> **Goal**
Carry on the Xen RISC-V ISA patch thread from its final line.

> **Excerpted passage**
****************************************

[Date Prev][Date Next][Thread Prev][Thread Next][Date Index][Thread Index]

Re: [PATCH for 4-21 v4] xen/riscv: identify specific ISA supported by cpu

To: Jan Beulich <jbeulich@xxxxxxxx>
From: Oleksii Kurochko <oleksii.kurochko@xxxxxxxxx>
Date: Wed, 5 Feb 2025 20:00:58 +0100
Cc: Alistair Francis <alistair.francis@xxxxxxx>, Bob Eshleman <bobbyeshleman@xxxxxxxxx>, Connor Davis <connojdavis@xxxxxxxxx>, Andrew Cooper <andrew.cooper3@xxxxxxxxxx>, Anthony PERARD <anthony.perard@xxxxxxxxxx>, Michal Orzel <michal.orzel@xxxxxxx>, Julien Grall <julien@xxxxxxx>, Roger Pau Monné <roger.pau@xxxxxxxxxx>, Stefano Stabellini <sstabellini@xxxxxxxxxx>, xen-devel@xxxxxxxxxxxxxxxxxxxx
Delivery-date: Wed, 05 Feb 2025 19:01:19 +0000
List-id: Xen developer discussion <xen-devel.lists.xenproject.org>

On 2/4/25 12:47 PM, Jan Beulich wrote:

On 04.02.2025 08:20, Oleksii Kurochko wrote:

+/*
+ * The canonical order of ISA extension names in the ISA string is defined in
+ * chapter 27 of the unprivileged specification.
+ *
+ * The specification uses vague wording, such as should, when it comes to
+ * ordering, so for our purposes the following rules apply:
+ *
+ * 1. All multi-letter extensions must be separated from other extensions by an
+ *    underscore.

****************************************

> **Dataset extract**
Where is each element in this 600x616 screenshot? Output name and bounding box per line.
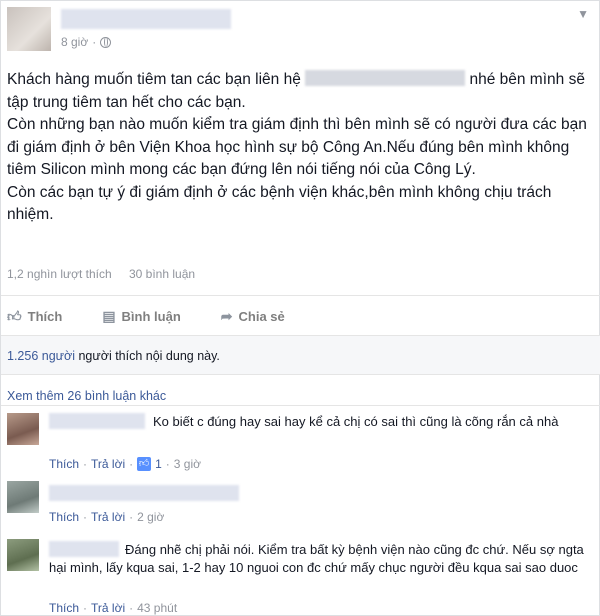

****************************************

> **Result**
+ *
+ * 2. Additional standard extensions (starting with 'Z') must be sorted after
+ *    single-letter extensions and before any higher-privileged extensions.
+ *
+ * 3. The first letter following the 'Z' conventionally indicates the most
+ *    closely related alphabetical extension category, IMAFDQLCBKJTPVH.
+ *    If multiple 'Z' extensions are named, they must be ordered first by
+ *    category, then alphabetically within a category.
+ *
+ * 4. Standard supervisor-level extensions (starting with 'S') must be listed
+ *    after standard unprivileged extensions.  If multiple supervisor-level
+ *    extensions are listed, they must be ordered alphabetically.
+ *
+ * 5. Standard machine-level extensions (starting with 'Zxm') must be listed
+ *    after any lower-privileged, standard extensions.  If multiple
+ *    machine-level extensions are listed, they must be ordered
+ *    alphabetically.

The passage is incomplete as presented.